--- Start ---

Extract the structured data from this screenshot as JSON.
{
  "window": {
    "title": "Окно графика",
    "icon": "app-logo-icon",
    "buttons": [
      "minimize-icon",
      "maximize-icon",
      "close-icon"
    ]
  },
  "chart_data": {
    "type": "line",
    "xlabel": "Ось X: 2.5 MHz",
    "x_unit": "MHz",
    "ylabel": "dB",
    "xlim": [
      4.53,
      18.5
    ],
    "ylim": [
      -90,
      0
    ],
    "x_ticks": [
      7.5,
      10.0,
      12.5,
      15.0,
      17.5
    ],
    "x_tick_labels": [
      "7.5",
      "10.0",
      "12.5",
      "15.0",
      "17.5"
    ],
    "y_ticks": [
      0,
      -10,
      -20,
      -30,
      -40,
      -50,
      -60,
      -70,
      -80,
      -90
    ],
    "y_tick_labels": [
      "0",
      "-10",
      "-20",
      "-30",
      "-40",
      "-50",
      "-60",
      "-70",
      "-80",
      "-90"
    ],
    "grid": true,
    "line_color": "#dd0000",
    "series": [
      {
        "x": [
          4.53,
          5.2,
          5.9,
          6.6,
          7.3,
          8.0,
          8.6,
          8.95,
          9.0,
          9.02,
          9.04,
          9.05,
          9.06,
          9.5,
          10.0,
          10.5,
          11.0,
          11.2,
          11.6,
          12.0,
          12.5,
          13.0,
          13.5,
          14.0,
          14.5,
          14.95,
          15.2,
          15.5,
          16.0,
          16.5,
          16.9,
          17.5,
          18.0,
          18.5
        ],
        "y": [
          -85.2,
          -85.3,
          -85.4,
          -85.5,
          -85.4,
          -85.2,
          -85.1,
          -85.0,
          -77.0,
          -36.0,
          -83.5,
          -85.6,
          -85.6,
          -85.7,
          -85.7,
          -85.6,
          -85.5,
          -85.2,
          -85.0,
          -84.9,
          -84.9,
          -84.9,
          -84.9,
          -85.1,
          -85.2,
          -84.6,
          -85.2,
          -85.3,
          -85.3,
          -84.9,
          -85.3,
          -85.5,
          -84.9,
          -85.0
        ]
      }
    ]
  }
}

--- End ---

• _EXERCISE DIRECTIONS_:
From the data above, show each line that contains "icon".

• _RIGHT ANSWER_:
    "icon": "app-logo-icon",
      "minimize-icon",
      "maximize-icon",
      "close-icon"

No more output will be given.